* The task: Read the listing below and copy out every line that holds "DELMIA".

* Begin Data extract *

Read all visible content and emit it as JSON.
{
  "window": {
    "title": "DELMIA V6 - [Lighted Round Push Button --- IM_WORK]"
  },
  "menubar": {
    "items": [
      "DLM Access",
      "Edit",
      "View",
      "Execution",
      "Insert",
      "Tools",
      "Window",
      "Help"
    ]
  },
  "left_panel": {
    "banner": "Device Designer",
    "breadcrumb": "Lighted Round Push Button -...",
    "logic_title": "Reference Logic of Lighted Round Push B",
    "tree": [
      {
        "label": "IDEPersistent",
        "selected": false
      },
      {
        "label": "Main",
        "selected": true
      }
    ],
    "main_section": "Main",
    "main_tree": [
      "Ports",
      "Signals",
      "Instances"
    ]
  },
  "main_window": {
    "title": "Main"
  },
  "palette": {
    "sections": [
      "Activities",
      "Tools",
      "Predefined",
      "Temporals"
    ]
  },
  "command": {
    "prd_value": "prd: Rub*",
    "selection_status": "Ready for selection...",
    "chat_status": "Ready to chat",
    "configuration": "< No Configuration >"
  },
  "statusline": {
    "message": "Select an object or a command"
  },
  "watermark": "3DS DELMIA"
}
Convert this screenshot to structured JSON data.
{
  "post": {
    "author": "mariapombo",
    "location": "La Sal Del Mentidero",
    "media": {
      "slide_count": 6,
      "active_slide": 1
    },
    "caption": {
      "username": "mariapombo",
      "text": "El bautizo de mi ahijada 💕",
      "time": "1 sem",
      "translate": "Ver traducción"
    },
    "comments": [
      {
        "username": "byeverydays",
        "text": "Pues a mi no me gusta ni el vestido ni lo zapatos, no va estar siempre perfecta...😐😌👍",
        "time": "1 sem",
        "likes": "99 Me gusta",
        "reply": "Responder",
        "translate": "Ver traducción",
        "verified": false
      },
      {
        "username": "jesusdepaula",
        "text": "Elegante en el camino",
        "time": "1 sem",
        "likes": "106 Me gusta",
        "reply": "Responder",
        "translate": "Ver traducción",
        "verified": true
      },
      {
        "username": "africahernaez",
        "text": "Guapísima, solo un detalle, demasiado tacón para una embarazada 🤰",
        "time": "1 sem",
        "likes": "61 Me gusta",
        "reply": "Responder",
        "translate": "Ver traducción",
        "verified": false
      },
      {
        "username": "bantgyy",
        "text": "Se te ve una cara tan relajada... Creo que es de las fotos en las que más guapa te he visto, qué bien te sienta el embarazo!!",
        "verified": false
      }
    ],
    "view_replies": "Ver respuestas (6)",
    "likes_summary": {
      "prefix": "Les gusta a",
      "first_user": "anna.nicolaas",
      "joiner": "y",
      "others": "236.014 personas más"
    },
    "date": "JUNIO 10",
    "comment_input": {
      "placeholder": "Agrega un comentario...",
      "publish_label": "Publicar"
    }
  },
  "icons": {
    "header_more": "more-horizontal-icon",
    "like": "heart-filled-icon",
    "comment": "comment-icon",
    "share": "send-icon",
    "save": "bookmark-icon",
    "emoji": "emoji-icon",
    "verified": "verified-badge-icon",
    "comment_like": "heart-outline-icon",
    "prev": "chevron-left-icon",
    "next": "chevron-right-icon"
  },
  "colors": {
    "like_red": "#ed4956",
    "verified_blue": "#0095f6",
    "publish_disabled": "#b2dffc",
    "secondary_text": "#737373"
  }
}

* End Data extract *

* Full output:
    "title": "DELMIA V6 - [Lighted Round Push Button --- IM_WORK]"
  "watermark": "3DS DELMIA"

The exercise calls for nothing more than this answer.